[Start of Given records]

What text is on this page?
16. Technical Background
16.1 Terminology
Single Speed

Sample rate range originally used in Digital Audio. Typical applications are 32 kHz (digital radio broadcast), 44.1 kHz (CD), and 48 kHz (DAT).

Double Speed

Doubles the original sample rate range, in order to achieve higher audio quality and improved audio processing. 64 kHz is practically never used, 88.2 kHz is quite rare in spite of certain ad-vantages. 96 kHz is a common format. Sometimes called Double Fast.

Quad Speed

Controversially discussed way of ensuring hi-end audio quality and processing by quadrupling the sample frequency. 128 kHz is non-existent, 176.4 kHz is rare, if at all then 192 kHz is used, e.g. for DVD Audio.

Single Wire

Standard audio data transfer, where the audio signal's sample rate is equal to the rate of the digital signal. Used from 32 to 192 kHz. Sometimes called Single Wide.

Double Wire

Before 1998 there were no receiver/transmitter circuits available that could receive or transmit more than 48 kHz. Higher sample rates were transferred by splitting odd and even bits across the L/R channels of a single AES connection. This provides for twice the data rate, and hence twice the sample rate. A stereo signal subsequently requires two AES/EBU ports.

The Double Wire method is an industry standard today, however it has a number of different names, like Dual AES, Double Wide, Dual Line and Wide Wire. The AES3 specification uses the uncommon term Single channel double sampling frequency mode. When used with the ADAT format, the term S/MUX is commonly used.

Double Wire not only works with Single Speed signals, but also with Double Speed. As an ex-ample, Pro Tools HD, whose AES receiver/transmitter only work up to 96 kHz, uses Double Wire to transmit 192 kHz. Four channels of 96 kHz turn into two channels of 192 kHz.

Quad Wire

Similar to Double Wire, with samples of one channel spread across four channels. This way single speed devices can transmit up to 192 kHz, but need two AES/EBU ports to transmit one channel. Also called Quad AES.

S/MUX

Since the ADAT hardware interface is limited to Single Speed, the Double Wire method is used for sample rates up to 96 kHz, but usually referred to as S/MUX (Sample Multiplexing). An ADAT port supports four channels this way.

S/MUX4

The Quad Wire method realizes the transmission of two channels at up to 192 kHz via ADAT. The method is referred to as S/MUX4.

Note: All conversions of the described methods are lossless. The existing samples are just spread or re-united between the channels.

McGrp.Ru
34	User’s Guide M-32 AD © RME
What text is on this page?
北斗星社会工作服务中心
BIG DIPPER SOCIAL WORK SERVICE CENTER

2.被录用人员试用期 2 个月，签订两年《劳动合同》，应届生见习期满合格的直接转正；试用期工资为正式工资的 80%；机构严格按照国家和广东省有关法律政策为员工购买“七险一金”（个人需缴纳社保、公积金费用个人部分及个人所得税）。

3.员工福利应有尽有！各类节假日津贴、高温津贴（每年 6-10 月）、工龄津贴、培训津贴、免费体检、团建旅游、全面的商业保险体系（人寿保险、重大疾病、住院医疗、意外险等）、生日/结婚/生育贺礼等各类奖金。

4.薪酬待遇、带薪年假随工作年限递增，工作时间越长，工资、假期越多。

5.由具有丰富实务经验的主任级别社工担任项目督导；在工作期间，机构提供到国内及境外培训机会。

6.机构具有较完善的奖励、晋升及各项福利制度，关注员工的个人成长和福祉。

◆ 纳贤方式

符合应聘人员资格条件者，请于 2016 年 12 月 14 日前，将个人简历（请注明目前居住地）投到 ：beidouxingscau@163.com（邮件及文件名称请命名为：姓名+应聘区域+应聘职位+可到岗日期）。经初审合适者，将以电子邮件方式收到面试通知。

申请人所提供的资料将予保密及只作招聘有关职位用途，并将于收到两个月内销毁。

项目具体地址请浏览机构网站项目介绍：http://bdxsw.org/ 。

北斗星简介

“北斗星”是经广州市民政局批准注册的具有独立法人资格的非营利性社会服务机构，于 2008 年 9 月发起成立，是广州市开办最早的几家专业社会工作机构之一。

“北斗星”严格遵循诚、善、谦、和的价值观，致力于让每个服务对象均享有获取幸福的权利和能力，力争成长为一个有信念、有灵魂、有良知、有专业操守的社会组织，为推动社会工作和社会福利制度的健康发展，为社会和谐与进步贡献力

[End of Given records]

■ **Written request**
Repeat the data above exactly.

■ **Written reply**
What text is on this page?
16. Technical Background
16.1 Terminology
Single Speed

Sample rate range originally used in Digital Audio. Typical applications are 32 kHz (digital radio broadcast), 44.1 kHz (CD), and 48 kHz (DAT).

Double Speed

Doubles the original sample rate range, in order to achieve higher audio quality and improved audio processing. 64 kHz is practically never used, 88.2 kHz is quite rare in spite of certain ad-vantages. 96 kHz is a common format. Sometimes called Double Fast.

Quad Speed

Controversially discussed way of ensuring hi-end audio quality and processing by quadrupling the sample frequency. 128 kHz is non-existent, 176.4 kHz is rare, if at all then 192 kHz is used, e.g. for DVD Audio.

Single Wire

Standard audio data transfer, where the audio signal's sample rate is equal to the rate of the digital signal. Used from 32 to 192 kHz. Sometimes called Single Wide.

Double Wire

Before 1998 there were no receiver/transmitter circuits available that could receive or transmit more than 48 kHz. Higher sample rates were transferred by splitting odd and even bits across the L/R channels of a single AES connection. This provides for twice the data rate, and hence twice the sample rate. A stereo signal subsequently requires two AES/EBU ports.

The Double Wire method is an industry standard today, however it has a number of different names, like Dual AES, Double Wide, Dual Line and Wide Wire. The AES3 specification uses the uncommon term Single channel double sampling frequency mode. When used with the ADAT format, the term S/MUX is commonly used.

Double Wire not only works with Single Speed signals, but also with Double Speed. As an ex-ample, Pro Tools HD, whose AES receiver/transmitter only work up to 96 kHz, uses Double Wire to transmit 192 kHz. Four channels of 96 kHz turn into two channels of 192 kHz.

Quad Wire

Similar to Double Wire, with samples of one channel spread across four channels. This way single speed devices can transmit up to 192 kHz, but need two AES/EBU ports to transmit one channel. Also called Quad AES.

S/MUX

Since the ADAT hardware interface is limited to Single Speed, the Double Wire method is used for sample rates up to 96 kHz, but usually referred to as S/MUX (Sample Multiplexing). An ADAT port supports four channels this way.

S/MUX4

The Quad Wire method realizes the transmission of two channels at up to 192 kHz via ADAT. The method is referred to as S/MUX4.

Note: All conversions of the described methods are lossless. The existing samples are just spread or re-united between the channels.

McGrp.Ru
34	User’s Guide M-32 AD © RME
What text is on this page?
北斗星社会工作服务中心
BIG DIPPER SOCIAL WORK SERVICE CENTER

2.被录用人员试用期 2 个月，签订两年《劳动合同》，应届生见习期满合格的直接转正；试用期工资为正式工资的 80%；机构严格按照国家和广东省有关法律政策为员工购买“七险一金”（个人需缴纳社保、公积金费用个人部分及个人所得税）。

3.员工福利应有尽有！各类节假日津贴、高温津贴（每年 6-10 月）、工龄津贴、培训津贴、免费体检、团建旅游、全面的商业保险体系（人寿保险、重大疾病、住院医疗、意外险等）、生日/结婚/生育贺礼等各类奖金。

4.薪酬待遇、带薪年假随工作年限递增，工作时间越长，工资、假期越多。

5.由具有丰富实务经验的主任级别社工担任项目督导；在工作期间，机构提供到国内及境外培训机会。

6.机构具有较完善的奖励、晋升及各项福利制度，关注员工的个人成长和福祉。

◆ 纳贤方式

符合应聘人员资格条件者，请于 2016 年 12 月 14 日前，将个人简历（请注明目前居住地）投到 ：beidouxingscau@163.com（邮件及文件名称请命名为：姓名+应聘区域+应聘职位+可到岗日期）。经初审合适者，将以电子邮件方式收到面试通知。

申请人所提供的资料将予保密及只作招聘有关职位用途，并将于收到两个月内销毁。

项目具体地址请浏览机构网站项目介绍：http://bdxsw.org/ 。

北斗星简介

“北斗星”是经广州市民政局批准注册的具有独立法人资格的非营利性社会服务机构，于 2008 年 9 月发起成立，是广州市开办最早的几家专业社会工作机构之一。

“北斗星”严格遵循诚、善、谦、和的价值观，致力于让每个服务对象均享有获取幸福的权利和能力，力争成长为一个有信念、有灵魂、有良知、有专业操守的社会组织，为推动社会工作和社会福利制度的健康发展，为社会和谐与进步贡献力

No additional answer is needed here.